■ SHORT PROBLEM: What is needed is an exact repeat of the lines from the line containing "Read this page and output its text content." through the final line of the entries below, and nothing else.

START DATA ENTRIES

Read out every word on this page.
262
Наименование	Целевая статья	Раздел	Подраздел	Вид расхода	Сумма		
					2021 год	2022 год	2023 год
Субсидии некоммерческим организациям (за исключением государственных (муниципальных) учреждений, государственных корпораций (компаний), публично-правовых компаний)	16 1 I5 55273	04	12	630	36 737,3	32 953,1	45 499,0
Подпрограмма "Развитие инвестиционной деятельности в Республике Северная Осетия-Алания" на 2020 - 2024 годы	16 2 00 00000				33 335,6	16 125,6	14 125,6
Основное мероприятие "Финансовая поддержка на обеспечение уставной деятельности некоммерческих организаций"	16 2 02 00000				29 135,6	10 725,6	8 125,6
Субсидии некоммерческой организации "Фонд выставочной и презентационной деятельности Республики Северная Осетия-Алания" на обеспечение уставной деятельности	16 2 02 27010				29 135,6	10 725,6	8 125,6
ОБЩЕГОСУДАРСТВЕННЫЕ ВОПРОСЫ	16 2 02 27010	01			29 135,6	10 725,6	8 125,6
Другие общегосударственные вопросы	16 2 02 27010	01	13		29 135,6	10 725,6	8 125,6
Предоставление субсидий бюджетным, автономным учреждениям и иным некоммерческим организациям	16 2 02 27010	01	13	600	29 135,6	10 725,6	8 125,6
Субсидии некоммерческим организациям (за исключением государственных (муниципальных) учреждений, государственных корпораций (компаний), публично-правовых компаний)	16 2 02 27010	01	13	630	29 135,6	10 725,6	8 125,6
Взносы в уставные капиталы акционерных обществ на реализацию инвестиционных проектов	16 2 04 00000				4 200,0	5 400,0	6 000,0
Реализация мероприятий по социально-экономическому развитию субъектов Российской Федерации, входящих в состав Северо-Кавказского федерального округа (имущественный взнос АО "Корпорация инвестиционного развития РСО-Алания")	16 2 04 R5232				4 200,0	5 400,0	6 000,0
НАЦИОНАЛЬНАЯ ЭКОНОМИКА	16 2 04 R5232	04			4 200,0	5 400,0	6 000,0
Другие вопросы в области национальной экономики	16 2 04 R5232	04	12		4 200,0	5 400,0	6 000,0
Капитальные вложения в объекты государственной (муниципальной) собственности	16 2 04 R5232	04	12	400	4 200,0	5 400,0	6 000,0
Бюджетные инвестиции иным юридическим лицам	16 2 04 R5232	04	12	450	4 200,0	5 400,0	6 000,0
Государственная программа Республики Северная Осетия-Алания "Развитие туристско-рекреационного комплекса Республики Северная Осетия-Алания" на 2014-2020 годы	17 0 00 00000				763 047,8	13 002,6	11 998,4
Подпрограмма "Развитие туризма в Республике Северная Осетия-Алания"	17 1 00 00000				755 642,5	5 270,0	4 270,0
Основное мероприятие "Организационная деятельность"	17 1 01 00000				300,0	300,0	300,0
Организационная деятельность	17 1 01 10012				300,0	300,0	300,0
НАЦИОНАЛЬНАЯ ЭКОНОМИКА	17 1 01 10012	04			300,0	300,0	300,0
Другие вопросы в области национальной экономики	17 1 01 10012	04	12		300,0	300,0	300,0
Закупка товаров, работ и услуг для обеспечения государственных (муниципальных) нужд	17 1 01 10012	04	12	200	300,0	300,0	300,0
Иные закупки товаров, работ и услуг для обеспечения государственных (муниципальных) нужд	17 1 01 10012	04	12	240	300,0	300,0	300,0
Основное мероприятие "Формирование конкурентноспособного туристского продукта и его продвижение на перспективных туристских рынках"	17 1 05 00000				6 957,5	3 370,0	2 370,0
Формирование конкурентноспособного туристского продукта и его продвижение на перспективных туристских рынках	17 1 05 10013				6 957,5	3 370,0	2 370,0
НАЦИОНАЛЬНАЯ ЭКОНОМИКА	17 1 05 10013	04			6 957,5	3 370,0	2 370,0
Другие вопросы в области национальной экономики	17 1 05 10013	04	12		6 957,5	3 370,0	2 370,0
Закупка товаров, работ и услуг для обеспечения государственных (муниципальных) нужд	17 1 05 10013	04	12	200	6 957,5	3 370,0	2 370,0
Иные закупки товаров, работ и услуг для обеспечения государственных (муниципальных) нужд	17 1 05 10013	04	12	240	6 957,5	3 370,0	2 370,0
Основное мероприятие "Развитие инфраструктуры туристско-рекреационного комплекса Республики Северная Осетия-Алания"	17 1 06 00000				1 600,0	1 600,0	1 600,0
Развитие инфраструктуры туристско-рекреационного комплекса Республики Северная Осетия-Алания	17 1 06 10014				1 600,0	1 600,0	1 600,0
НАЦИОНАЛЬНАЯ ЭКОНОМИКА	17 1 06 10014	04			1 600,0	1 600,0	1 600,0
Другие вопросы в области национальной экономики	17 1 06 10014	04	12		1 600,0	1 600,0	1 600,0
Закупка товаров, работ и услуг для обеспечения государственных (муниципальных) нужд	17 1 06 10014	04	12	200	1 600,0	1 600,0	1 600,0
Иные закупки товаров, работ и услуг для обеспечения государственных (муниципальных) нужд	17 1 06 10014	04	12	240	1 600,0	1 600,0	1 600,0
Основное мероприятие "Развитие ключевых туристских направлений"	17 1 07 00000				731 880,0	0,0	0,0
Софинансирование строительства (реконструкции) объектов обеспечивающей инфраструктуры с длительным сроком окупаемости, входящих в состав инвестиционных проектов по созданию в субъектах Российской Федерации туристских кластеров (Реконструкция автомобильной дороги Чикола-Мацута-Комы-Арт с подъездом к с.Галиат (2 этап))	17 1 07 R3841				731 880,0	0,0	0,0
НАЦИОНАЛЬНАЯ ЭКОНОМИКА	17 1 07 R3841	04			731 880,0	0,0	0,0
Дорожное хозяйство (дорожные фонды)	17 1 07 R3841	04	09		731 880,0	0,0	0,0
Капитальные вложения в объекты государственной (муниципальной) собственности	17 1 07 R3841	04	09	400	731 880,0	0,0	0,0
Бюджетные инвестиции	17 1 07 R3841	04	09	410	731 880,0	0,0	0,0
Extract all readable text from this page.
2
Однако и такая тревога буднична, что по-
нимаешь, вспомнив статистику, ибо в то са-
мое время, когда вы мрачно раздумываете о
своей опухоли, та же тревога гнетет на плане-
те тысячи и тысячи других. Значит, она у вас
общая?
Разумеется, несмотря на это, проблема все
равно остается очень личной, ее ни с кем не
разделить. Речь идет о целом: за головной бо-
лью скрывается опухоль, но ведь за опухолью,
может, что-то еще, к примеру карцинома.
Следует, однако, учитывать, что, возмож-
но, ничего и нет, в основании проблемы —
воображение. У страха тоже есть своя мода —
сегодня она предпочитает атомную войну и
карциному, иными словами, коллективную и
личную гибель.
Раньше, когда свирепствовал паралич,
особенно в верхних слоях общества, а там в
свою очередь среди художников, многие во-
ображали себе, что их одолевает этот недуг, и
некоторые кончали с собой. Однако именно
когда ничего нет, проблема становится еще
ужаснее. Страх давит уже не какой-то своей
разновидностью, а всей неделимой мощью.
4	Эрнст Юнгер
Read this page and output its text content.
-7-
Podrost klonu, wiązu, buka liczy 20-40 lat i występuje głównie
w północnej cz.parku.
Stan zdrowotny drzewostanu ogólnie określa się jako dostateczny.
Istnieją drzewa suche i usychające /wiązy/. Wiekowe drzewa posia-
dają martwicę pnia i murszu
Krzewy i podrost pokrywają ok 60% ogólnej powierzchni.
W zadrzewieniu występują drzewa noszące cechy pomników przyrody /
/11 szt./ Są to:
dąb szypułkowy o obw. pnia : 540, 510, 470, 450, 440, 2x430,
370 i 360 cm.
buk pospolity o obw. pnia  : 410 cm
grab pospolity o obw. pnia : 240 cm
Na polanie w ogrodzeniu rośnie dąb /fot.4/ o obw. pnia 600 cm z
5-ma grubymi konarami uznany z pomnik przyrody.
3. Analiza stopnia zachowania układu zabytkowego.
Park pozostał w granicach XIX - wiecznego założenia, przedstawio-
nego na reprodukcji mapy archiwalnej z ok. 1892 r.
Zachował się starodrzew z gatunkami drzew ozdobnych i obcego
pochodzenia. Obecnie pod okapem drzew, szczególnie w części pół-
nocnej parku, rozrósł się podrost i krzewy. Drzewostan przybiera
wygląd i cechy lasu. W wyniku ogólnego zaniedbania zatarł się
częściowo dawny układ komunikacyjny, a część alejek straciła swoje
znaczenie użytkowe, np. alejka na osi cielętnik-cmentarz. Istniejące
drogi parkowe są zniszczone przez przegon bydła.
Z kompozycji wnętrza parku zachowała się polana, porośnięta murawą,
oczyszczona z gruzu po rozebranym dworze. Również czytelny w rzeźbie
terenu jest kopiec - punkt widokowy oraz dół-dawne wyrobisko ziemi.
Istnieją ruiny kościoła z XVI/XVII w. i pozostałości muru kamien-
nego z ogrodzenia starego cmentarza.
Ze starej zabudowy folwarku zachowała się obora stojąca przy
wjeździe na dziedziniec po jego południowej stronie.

END DATA ENTRIES

■ RESPONSE TO THIS TASK:
Read this page and output its text content.
-7-
Podrost klonu, wiązu, buka liczy 20-40 lat i występuje głównie
w północnej cz.parku.
Stan zdrowotny drzewostanu ogólnie określa się jako dostateczny.
Istnieją drzewa suche i usychające /wiązy/. Wiekowe drzewa posia-
dają martwicę pnia i murszu
Krzewy i podrost pokrywają ok 60% ogólnej powierzchni.
W zadrzewieniu występują drzewa noszące cechy pomników przyrody /
/11 szt./ Są to:
dąb szypułkowy o obw. pnia : 540, 510, 470, 450, 440, 2x430,
370 i 360 cm.
buk pospolity o obw. pnia  : 410 cm
grab pospolity o obw. pnia : 240 cm
Na polanie w ogrodzeniu rośnie dąb /fot.4/ o obw. pnia 600 cm z
5-ma grubymi konarami uznany z pomnik przyrody.
3. Analiza stopnia zachowania układu zabytkowego.
Park pozostał w granicach XIX - wiecznego założenia, przedstawio-
nego na reprodukcji mapy archiwalnej z ok. 1892 r.
Zachował się starodrzew z gatunkami drzew ozdobnych i obcego
pochodzenia. Obecnie pod okapem drzew, szczególnie w części pół-
nocnej parku, rozrósł się podrost i krzewy. Drzewostan przybiera
wygląd i cechy lasu. W wyniku ogólnego zaniedbania zatarł się
częściowo dawny układ komunikacyjny, a część alejek straciła swoje
znaczenie użytkowe, np. alejka na osi cielętnik-cmentarz. Istniejące
drogi parkowe są zniszczone przez przegon bydła.
Z kompozycji wnętrza parku zachowała się polana, porośnięta murawą,
oczyszczona z gruzu po rozebranym dworze. Również czytelny w rzeźbie
terenu jest kopiec - punkt widokowy oraz dół-dawne wyrobisko ziemi.
Istnieją ruiny kościoła z XVI/XVII w. i pozostałości muru kamien-
nego z ogrodzenia starego cmentarza.
Ze starej zabudowy folwarku zachowała się obora stojąca przy
wjeździe na dziedziniec po jego południowej stronie.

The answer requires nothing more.